• _The task_:
Give every line below again, exactly.

• _Information shown_:
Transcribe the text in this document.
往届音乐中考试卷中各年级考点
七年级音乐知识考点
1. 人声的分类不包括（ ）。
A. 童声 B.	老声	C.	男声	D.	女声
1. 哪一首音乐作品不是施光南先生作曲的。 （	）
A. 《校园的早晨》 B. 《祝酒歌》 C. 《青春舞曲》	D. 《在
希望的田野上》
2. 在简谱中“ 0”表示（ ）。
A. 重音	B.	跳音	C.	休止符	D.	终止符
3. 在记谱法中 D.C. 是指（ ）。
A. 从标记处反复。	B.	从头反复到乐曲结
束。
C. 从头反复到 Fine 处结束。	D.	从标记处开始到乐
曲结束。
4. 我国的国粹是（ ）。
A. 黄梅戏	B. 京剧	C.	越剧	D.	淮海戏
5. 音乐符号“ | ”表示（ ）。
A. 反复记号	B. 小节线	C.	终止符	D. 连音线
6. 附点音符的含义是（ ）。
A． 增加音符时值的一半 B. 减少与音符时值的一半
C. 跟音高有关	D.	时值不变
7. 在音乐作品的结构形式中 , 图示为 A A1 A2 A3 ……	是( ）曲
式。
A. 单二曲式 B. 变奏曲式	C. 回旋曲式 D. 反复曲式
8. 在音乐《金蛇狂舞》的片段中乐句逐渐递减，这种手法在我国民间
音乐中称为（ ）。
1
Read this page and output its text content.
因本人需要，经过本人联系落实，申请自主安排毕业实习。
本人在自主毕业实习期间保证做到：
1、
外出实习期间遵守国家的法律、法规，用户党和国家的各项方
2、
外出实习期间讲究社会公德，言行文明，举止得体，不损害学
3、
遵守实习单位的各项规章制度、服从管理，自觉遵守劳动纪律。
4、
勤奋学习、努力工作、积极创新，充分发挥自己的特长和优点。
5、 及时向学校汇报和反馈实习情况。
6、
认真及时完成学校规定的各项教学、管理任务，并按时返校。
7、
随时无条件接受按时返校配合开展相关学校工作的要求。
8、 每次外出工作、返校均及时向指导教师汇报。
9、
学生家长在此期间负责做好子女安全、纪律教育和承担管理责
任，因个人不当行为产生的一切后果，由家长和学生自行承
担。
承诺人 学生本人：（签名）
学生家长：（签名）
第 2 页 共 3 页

• _Finished task_:
Transcribe the text in this document.
往届音乐中考试卷中各年级考点
七年级音乐知识考点
1. 人声的分类不包括（ ）。
A. 童声 B.	老声	C.	男声	D.	女声
1. 哪一首音乐作品不是施光南先生作曲的。 （	）
A. 《校园的早晨》 B. 《祝酒歌》 C. 《青春舞曲》	D. 《在
希望的田野上》
2. 在简谱中“ 0”表示（ ）。
A. 重音	B.	跳音	C.	休止符	D.	终止符
3. 在记谱法中 D.C. 是指（ ）。
A. 从标记处反复。	B.	从头反复到乐曲结
束。
C. 从头反复到 Fine 处结束。	D.	从标记处开始到乐
曲结束。
4. 我国的国粹是（ ）。
A. 黄梅戏	B. 京剧	C.	越剧	D.	淮海戏
5. 音乐符号“ | ”表示（ ）。
A. 反复记号	B. 小节线	C.	终止符	D. 连音线
6. 附点音符的含义是（ ）。
A． 增加音符时值的一半 B. 减少与音符时值的一半
C. 跟音高有关	D.	时值不变
7. 在音乐作品的结构形式中 , 图示为 A A1 A2 A3 ……	是( ）曲
式。
A. 单二曲式 B. 变奏曲式	C. 回旋曲式 D. 反复曲式
8. 在音乐《金蛇狂舞》的片段中乐句逐渐递减，这种手法在我国民间
音乐中称为（ ）。
1
Read this page and output its text content.
因本人需要，经过本人联系落实，申请自主安排毕业实习。
本人在自主毕业实习期间保证做到：
1、
外出实习期间遵守国家的法律、法规，用户党和国家的各项方
2、
外出实习期间讲究社会公德，言行文明，举止得体，不损害学
3、
遵守实习单位的各项规章制度、服从管理，自觉遵守劳动纪律。
4、
勤奋学习、努力工作、积极创新，充分发挥自己的特长和优点。
5、 及时向学校汇报和反馈实习情况。
6、
认真及时完成学校规定的各项教学、管理任务，并按时返校。
7、
随时无条件接受按时返校配合开展相关学校工作的要求。
8、 每次外出工作、返校均及时向指导教师汇报。
9、
学生家长在此期间负责做好子女安全、纪律教育和承担管理责
任，因个人不当行为产生的一切后果，由家长和学生自行承
担。
承诺人 学生本人：（签名）
学生家长：（签名）
第 2 页 共 3 页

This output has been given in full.